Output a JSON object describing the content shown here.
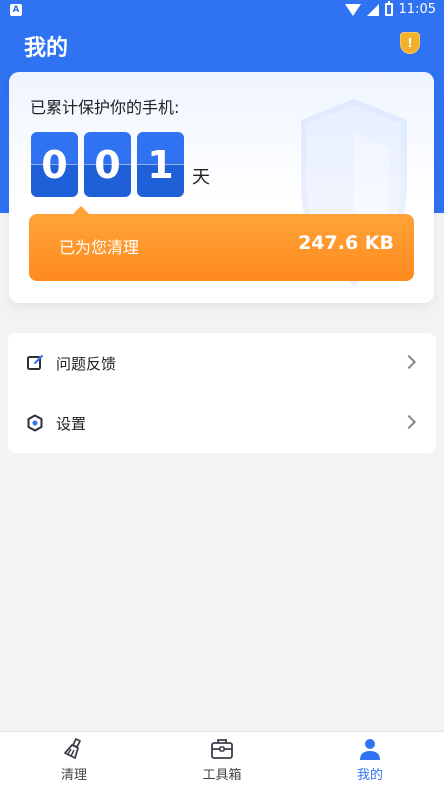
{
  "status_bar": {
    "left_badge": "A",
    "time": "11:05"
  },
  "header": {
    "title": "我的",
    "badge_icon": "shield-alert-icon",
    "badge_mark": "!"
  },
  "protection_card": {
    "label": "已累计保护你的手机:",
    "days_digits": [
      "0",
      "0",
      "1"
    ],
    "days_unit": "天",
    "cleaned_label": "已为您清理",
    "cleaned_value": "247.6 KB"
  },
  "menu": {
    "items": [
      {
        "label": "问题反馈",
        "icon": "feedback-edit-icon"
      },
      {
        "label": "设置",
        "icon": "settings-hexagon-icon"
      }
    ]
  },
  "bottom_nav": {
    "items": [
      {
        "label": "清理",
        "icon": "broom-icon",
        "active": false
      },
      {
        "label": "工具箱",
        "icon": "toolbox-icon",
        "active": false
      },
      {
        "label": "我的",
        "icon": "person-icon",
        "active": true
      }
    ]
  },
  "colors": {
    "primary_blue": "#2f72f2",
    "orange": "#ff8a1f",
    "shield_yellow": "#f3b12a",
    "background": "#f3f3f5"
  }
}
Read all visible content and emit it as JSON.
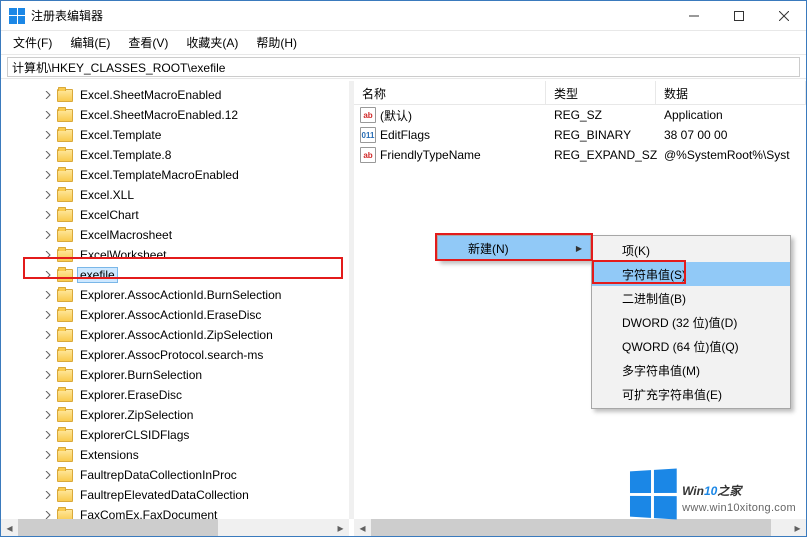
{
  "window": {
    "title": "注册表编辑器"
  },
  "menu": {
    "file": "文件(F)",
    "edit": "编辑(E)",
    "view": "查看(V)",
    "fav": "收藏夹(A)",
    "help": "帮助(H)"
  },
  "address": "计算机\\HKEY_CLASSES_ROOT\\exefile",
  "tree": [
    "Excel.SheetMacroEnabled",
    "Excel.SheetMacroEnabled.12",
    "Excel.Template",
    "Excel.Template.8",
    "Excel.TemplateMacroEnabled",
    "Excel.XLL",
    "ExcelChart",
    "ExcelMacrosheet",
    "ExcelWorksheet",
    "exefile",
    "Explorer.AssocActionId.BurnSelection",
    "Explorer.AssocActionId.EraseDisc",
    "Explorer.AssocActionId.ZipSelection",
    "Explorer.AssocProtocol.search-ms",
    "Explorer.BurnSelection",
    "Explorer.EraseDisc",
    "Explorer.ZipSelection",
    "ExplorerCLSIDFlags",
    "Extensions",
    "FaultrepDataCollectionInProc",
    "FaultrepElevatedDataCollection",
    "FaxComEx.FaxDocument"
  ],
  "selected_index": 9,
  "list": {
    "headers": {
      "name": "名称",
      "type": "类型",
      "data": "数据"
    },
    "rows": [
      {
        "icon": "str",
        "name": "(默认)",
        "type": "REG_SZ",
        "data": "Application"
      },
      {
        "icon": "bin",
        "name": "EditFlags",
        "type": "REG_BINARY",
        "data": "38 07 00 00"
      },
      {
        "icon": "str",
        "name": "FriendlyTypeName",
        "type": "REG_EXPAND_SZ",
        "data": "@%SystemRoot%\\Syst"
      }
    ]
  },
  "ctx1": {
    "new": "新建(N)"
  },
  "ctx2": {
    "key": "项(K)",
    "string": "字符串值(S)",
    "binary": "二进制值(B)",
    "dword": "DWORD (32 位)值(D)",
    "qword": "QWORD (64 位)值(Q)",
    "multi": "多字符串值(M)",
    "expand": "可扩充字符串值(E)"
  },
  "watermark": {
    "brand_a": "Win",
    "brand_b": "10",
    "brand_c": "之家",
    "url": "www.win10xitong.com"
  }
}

# # # # #

_What you are asked to do_: State how many lines of the data include the word "icon", with nothing else.

_Exercise result_: 9